Set exercise
Rewrite the records from the start through the line containing "tile-photo (480, 960, 958, 1438)", swapping every "tile-caption" for "tile-label" and leaving everything else unchanged.

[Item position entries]
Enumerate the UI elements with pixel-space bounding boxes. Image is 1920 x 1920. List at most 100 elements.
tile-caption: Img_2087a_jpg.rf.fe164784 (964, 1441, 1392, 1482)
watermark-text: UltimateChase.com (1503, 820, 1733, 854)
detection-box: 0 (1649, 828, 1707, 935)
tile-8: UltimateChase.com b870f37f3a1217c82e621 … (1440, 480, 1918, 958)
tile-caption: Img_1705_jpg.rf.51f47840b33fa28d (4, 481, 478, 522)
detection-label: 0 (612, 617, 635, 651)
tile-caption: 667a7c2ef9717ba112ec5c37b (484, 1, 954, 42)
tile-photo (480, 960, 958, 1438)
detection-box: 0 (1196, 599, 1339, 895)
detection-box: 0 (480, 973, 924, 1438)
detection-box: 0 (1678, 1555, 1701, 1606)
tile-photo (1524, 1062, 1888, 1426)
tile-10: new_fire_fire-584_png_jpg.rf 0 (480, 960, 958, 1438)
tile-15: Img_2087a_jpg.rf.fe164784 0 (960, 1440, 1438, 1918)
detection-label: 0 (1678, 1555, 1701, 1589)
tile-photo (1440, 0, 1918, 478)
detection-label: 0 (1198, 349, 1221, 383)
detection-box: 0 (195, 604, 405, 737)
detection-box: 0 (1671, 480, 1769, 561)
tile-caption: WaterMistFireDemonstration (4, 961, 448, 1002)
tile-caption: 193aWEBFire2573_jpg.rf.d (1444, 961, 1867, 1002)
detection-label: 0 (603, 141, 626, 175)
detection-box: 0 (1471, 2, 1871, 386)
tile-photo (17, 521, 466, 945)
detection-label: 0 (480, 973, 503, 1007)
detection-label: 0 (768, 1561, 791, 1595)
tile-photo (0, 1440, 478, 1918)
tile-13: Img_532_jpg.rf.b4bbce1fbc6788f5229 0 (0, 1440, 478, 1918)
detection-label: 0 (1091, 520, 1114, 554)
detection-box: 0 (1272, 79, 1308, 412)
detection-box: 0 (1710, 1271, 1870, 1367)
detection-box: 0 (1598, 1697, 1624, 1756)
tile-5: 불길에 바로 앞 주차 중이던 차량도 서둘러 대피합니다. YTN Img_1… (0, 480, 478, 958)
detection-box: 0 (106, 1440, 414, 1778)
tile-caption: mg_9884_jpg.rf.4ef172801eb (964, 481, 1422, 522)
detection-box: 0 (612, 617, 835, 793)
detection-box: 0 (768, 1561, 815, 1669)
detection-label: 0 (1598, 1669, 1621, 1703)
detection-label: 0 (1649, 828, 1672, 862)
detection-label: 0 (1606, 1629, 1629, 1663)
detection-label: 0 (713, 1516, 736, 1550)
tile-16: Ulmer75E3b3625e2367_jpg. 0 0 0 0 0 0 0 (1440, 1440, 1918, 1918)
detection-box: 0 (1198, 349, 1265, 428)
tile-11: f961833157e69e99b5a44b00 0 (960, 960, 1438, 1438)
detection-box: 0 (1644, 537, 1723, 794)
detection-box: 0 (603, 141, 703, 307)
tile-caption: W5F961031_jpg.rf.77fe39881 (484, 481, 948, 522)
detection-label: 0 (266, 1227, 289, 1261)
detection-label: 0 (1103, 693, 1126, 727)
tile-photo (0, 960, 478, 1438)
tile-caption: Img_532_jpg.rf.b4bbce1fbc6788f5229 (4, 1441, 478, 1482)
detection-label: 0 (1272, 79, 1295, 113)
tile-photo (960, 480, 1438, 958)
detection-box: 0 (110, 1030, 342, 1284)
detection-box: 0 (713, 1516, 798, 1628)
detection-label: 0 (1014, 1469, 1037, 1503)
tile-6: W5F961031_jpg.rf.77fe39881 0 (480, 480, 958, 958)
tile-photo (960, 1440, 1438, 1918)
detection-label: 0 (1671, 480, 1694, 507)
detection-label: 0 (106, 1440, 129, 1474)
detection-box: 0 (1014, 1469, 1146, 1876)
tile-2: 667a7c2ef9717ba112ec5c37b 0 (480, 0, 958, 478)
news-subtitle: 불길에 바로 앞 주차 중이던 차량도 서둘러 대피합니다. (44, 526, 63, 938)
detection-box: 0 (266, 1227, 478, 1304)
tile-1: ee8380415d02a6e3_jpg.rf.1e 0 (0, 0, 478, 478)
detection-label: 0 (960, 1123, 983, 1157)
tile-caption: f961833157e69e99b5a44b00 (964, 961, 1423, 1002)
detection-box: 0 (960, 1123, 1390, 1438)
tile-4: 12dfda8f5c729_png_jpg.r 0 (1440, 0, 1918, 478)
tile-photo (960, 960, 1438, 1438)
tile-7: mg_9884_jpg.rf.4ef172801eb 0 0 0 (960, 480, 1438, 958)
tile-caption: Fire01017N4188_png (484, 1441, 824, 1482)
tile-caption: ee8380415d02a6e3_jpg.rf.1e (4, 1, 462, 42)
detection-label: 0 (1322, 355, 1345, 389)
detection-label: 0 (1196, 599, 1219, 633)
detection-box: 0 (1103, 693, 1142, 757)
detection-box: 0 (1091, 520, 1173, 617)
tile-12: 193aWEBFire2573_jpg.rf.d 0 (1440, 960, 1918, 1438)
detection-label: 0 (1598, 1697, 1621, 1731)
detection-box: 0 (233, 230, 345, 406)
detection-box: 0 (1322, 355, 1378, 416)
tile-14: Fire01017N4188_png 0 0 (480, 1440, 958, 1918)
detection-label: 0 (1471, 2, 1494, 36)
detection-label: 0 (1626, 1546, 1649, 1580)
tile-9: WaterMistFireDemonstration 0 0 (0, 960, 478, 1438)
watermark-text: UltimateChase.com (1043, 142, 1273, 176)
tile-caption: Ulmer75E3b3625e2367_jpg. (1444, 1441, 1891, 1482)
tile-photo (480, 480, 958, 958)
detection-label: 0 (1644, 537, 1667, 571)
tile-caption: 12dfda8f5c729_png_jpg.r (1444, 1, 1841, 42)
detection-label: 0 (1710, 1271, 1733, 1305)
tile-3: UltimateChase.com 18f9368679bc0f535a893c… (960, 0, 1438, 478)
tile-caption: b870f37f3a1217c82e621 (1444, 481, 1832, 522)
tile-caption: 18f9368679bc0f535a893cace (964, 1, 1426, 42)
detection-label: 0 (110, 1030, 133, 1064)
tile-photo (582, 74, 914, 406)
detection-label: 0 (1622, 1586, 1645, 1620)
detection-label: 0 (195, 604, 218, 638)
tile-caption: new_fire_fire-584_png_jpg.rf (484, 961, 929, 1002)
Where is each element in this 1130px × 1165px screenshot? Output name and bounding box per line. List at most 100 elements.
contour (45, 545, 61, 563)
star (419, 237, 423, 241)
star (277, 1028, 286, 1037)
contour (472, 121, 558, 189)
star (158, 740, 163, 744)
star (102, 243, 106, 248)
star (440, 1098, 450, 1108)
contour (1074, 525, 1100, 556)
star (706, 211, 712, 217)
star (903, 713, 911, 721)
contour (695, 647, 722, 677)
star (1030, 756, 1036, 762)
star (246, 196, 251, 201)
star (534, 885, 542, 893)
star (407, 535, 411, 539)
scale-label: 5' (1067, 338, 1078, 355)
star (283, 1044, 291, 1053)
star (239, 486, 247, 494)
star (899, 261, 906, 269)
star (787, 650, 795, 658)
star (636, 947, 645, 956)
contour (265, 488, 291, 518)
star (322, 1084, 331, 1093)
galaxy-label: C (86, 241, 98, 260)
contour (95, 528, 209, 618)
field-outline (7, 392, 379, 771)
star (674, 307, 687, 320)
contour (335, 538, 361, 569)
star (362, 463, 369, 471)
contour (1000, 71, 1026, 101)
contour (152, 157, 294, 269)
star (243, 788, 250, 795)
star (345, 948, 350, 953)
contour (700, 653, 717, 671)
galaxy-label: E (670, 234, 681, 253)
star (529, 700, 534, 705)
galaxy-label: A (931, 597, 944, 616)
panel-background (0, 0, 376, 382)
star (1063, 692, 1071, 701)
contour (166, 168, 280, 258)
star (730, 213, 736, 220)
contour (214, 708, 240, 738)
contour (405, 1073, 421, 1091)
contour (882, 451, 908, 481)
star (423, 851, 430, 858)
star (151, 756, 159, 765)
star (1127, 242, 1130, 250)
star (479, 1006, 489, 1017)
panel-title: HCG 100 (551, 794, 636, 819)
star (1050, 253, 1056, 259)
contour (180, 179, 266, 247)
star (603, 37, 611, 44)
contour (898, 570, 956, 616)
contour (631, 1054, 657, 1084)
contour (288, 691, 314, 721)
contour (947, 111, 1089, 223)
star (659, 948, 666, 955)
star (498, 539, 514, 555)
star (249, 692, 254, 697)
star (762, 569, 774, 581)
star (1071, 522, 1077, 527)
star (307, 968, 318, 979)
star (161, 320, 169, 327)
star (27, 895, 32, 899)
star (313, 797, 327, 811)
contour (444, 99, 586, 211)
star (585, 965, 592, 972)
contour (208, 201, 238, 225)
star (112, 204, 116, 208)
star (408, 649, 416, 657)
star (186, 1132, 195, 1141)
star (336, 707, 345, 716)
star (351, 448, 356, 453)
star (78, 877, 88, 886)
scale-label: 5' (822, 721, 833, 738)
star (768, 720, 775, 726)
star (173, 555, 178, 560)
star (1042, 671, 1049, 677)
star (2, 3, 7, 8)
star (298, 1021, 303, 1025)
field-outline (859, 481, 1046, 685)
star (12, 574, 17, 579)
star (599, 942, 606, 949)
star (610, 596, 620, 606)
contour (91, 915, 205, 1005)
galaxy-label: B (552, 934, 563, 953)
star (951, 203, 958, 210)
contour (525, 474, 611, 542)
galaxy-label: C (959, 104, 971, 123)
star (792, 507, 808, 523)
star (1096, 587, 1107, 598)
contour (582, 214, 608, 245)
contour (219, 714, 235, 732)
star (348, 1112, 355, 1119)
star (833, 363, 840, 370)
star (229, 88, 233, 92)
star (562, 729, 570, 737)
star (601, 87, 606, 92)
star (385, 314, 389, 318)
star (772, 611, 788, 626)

Exercise answer
Enumerate the UI elements with pixel-space bounding boxes. Image is 1920 x 1920. List at most 100 elements.
tile-label: Img_2087a_jpg.rf.fe164784 (964, 1441, 1392, 1482)
watermark-text: UltimateChase.com (1503, 820, 1733, 854)
detection-box: 0 (1649, 828, 1707, 935)
tile-8: UltimateChase.com b870f37f3a1217c82e621 … (1440, 480, 1918, 958)
tile-label: Img_1705_jpg.rf.51f47840b33fa28d (4, 481, 478, 522)
detection-label: 0 (612, 617, 635, 651)
tile-label: 667a7c2ef9717ba112ec5c37b (484, 1, 954, 42)
tile-photo (480, 960, 958, 1438)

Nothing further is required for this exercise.